# [To be done]
Write out the records beneath this line exactly as they appear, minus any images.

# [Entries]

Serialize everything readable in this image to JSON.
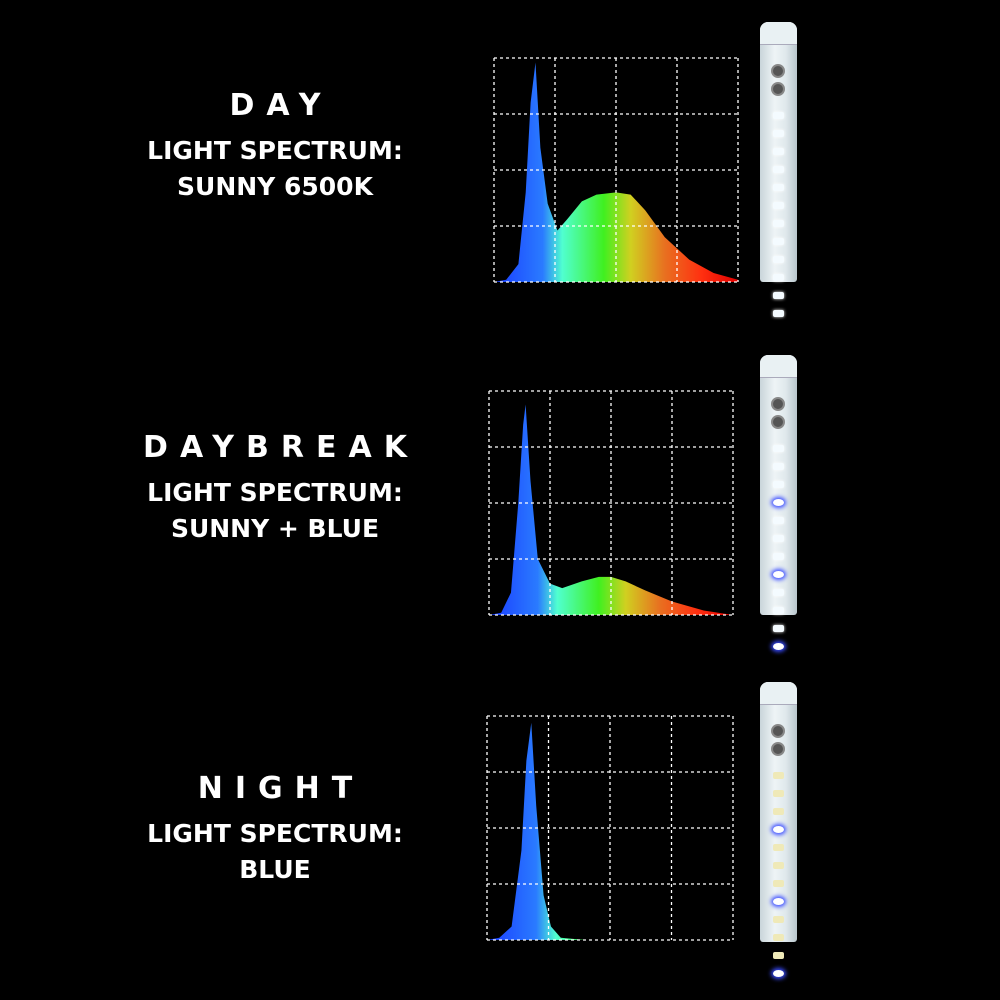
{
  "panels": [
    {
      "mode": "DAY",
      "spectrum_label": "LIGHT SPECTRUM:",
      "spectrum_value": "SUNNY 6500K",
      "leds": [
        "white",
        "white",
        "white",
        "white",
        "white",
        "white",
        "white",
        "white",
        "white",
        "white",
        "white",
        "white"
      ]
    },
    {
      "mode": "DAYBREAK",
      "spectrum_label": "LIGHT SPECTRUM:",
      "spectrum_value": "SUNNY + BLUE",
      "leds": [
        "white",
        "white",
        "white",
        "blue",
        "white",
        "white",
        "white",
        "blue",
        "white",
        "white",
        "white",
        "blue"
      ]
    },
    {
      "mode": "NIGHT",
      "spectrum_label": "LIGHT SPECTRUM:",
      "spectrum_value": "BLUE",
      "leds": [
        "warm",
        "warm",
        "warm",
        "blue",
        "warm",
        "warm",
        "warm",
        "blue",
        "warm",
        "warm",
        "warm",
        "blue"
      ]
    }
  ],
  "colors": {
    "background": "#000000",
    "text": "#ffffff",
    "grid": "#ffffff",
    "blue_led": "#3a4cff"
  },
  "chart_data": [
    {
      "type": "area",
      "grid": "4x4 dashed",
      "x": [
        0,
        0.05,
        0.1,
        0.13,
        0.15,
        0.17,
        0.19,
        0.22,
        0.26,
        0.3,
        0.36,
        0.42,
        0.5,
        0.56,
        0.62,
        0.7,
        0.8,
        0.9,
        1
      ],
      "values": [
        0,
        0.01,
        0.08,
        0.4,
        0.8,
        0.98,
        0.6,
        0.35,
        0.23,
        0.28,
        0.36,
        0.39,
        0.4,
        0.39,
        0.32,
        0.2,
        0.1,
        0.04,
        0.01
      ]
    },
    {
      "type": "area",
      "grid": "4x4 dashed",
      "x": [
        0,
        0.05,
        0.09,
        0.12,
        0.14,
        0.15,
        0.17,
        0.2,
        0.25,
        0.3,
        0.38,
        0.45,
        0.5,
        0.56,
        0.64,
        0.75,
        0.88,
        1
      ],
      "values": [
        0,
        0.01,
        0.1,
        0.5,
        0.85,
        0.94,
        0.6,
        0.25,
        0.14,
        0.12,
        0.15,
        0.17,
        0.17,
        0.15,
        0.11,
        0.06,
        0.02,
        0.0
      ]
    },
    {
      "type": "area",
      "grid": "4x4 dashed",
      "x": [
        0,
        0.05,
        0.1,
        0.14,
        0.16,
        0.18,
        0.2,
        0.23,
        0.26,
        0.3,
        0.4,
        1
      ],
      "values": [
        0,
        0.01,
        0.06,
        0.4,
        0.8,
        0.97,
        0.6,
        0.2,
        0.06,
        0.01,
        0.0,
        0.0
      ]
    }
  ]
}
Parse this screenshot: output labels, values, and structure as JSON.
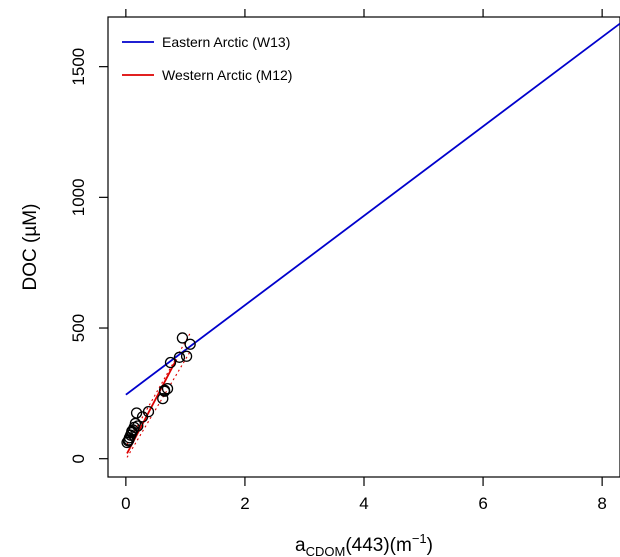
{
  "chart_data": {
    "type": "scatter",
    "ylabel": "DOC (µM)",
    "xlabel": "a_CDOM(443)(m⁻¹)",
    "xlabel_parts": {
      "base": "a",
      "sub": "CDOM",
      "mid": "(443)(m",
      "sup": "−1",
      "end": ")"
    },
    "xlim": [
      -0.3,
      8.3
    ],
    "ylim": [
      -70,
      1690
    ],
    "x_ticks": [
      0,
      2,
      4,
      6,
      8
    ],
    "y_ticks": [
      0,
      500,
      1000,
      1500
    ],
    "x_tick_labels": [
      "0",
      "2",
      "4",
      "6",
      "8"
    ],
    "y_tick_labels": [
      "0",
      "500",
      "1000",
      "1500"
    ],
    "grid": false,
    "legend_position": "top-left",
    "series": [
      {
        "name": "Eastern Arctic (W13)",
        "kind": "line",
        "color": "#0000cc",
        "x": [
          0,
          8.3
        ],
        "y": [
          245,
          1665
        ]
      },
      {
        "name": "Western Arctic (M12)",
        "kind": "line",
        "color": "#dd0000",
        "x": [
          0.02,
          0.85
        ],
        "y": [
          20,
          380
        ]
      }
    ],
    "confidence_band": {
      "color": "#dd0000",
      "style": "dotted",
      "lower": {
        "x": [
          0.02,
          1.08
        ],
        "y": [
          5,
          410
        ]
      },
      "upper": {
        "x": [
          0.02,
          1.08
        ],
        "y": [
          55,
          480
        ]
      }
    },
    "points": {
      "marker": "open-circle",
      "color": "#000000",
      "x": [
        0.02,
        0.04,
        0.05,
        0.06,
        0.08,
        0.1,
        0.12,
        0.14,
        0.16,
        0.1,
        0.18,
        0.2,
        0.28,
        0.38,
        0.62,
        0.65,
        0.7,
        0.65,
        0.75,
        0.9,
        0.95,
        1.02,
        1.08
      ],
      "y": [
        62,
        68,
        72,
        80,
        90,
        100,
        110,
        120,
        135,
        105,
        175,
        125,
        160,
        180,
        230,
        258,
        268,
        262,
        368,
        388,
        462,
        392,
        438
      ]
    }
  }
}
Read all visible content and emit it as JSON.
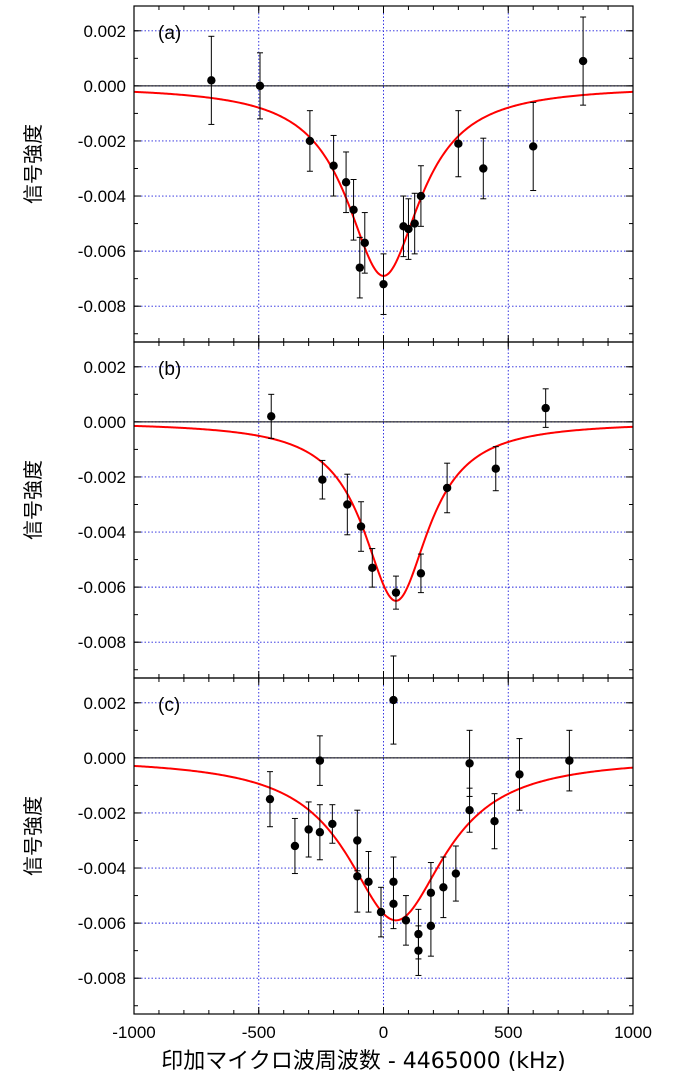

# [Result]
Serialize everything readable in this image to JSON.
{
  "panels": [
    {
      "mode": "DAY",
      "spectrum_label": "LIGHT SPECTRUM:",
      "spectrum_value": "SUNNY 6500K",
      "leds": [
        "white",
        "white",
        "white",
        "white",
        "white",
        "white",
        "white",
        "white",
        "white",
        "white",
        "white",
        "white"
      ]
    },
    {
      "mode": "DAYBREAK",
      "spectrum_label": "LIGHT SPECTRUM:",
      "spectrum_value": "SUNNY + BLUE",
      "leds": [
        "white",
        "white",
        "white",
        "blue",
        "white",
        "white",
        "white",
        "blue",
        "white",
        "white",
        "white",
        "blue"
      ]
    },
    {
      "mode": "NIGHT",
      "spectrum_label": "LIGHT SPECTRUM:",
      "spectrum_value": "BLUE",
      "leds": [
        "warm",
        "warm",
        "warm",
        "blue",
        "warm",
        "warm",
        "warm",
        "blue",
        "warm",
        "warm",
        "warm",
        "blue"
      ]
    }
  ],
  "colors": {
    "background": "#000000",
    "text": "#ffffff",
    "grid": "#ffffff",
    "blue_led": "#3a4cff"
  },
  "chart_data": [
    {
      "type": "area",
      "grid": "4x4 dashed",
      "x": [
        0,
        0.05,
        0.1,
        0.13,
        0.15,
        0.17,
        0.19,
        0.22,
        0.26,
        0.3,
        0.36,
        0.42,
        0.5,
        0.56,
        0.62,
        0.7,
        0.8,
        0.9,
        1
      ],
      "values": [
        0,
        0.01,
        0.08,
        0.4,
        0.8,
        0.98,
        0.6,
        0.35,
        0.23,
        0.28,
        0.36,
        0.39,
        0.4,
        0.39,
        0.32,
        0.2,
        0.1,
        0.04,
        0.01
      ]
    },
    {
      "type": "area",
      "grid": "4x4 dashed",
      "x": [
        0,
        0.05,
        0.09,
        0.12,
        0.14,
        0.15,
        0.17,
        0.2,
        0.25,
        0.3,
        0.38,
        0.45,
        0.5,
        0.56,
        0.64,
        0.75,
        0.88,
        1
      ],
      "values": [
        0,
        0.01,
        0.1,
        0.5,
        0.85,
        0.94,
        0.6,
        0.25,
        0.14,
        0.12,
        0.15,
        0.17,
        0.17,
        0.15,
        0.11,
        0.06,
        0.02,
        0.0
      ]
    },
    {
      "type": "area",
      "grid": "4x4 dashed",
      "x": [
        0,
        0.05,
        0.1,
        0.14,
        0.16,
        0.18,
        0.2,
        0.23,
        0.26,
        0.3,
        0.4,
        1
      ],
      "values": [
        0,
        0.01,
        0.06,
        0.4,
        0.8,
        0.97,
        0.6,
        0.2,
        0.06,
        0.01,
        0.0,
        0.0
      ]
    }
  ]
}
Parse this screenshot: output labels, values, and structure as JSON.
{
  "chart_data": {
    "type": "scatter",
    "ylabel": "DOC (µM)",
    "xlabel": "a_CDOM(443)(m⁻¹)",
    "xlabel_parts": {
      "base": "a",
      "sub": "CDOM",
      "mid": "(443)(m",
      "sup": "−1",
      "end": ")"
    },
    "xlim": [
      -0.3,
      8.3
    ],
    "ylim": [
      -70,
      1690
    ],
    "x_ticks": [
      0,
      2,
      4,
      6,
      8
    ],
    "y_ticks": [
      0,
      500,
      1000,
      1500
    ],
    "x_tick_labels": [
      "0",
      "2",
      "4",
      "6",
      "8"
    ],
    "y_tick_labels": [
      "0",
      "500",
      "1000",
      "1500"
    ],
    "grid": false,
    "legend_position": "top-left",
    "series": [
      {
        "name": "Eastern Arctic (W13)",
        "kind": "line",
        "color": "#0000cc",
        "x": [
          0,
          8.3
        ],
        "y": [
          245,
          1665
        ]
      },
      {
        "name": "Western Arctic (M12)",
        "kind": "line",
        "color": "#dd0000",
        "x": [
          0.02,
          0.85
        ],
        "y": [
          20,
          380
        ]
      }
    ],
    "confidence_band": {
      "color": "#dd0000",
      "style": "dotted",
      "lower": {
        "x": [
          0.02,
          1.08
        ],
        "y": [
          5,
          410
        ]
      },
      "upper": {
        "x": [
          0.02,
          1.08
        ],
        "y": [
          55,
          480
        ]
      }
    },
    "points": {
      "marker": "open-circle",
      "color": "#000000",
      "x": [
        0.02,
        0.04,
        0.05,
        0.06,
        0.08,
        0.1,
        0.12,
        0.14,
        0.16,
        0.1,
        0.18,
        0.2,
        0.28,
        0.38,
        0.62,
        0.65,
        0.7,
        0.65,
        0.75,
        0.9,
        0.95,
        1.02,
        1.08
      ],
      "y": [
        62,
        68,
        72,
        80,
        90,
        100,
        110,
        120,
        135,
        105,
        175,
        125,
        160,
        180,
        230,
        258,
        268,
        262,
        368,
        388,
        462,
        392,
        438
      ]
    }
  }
}
Read all visible content and emit it as JSON.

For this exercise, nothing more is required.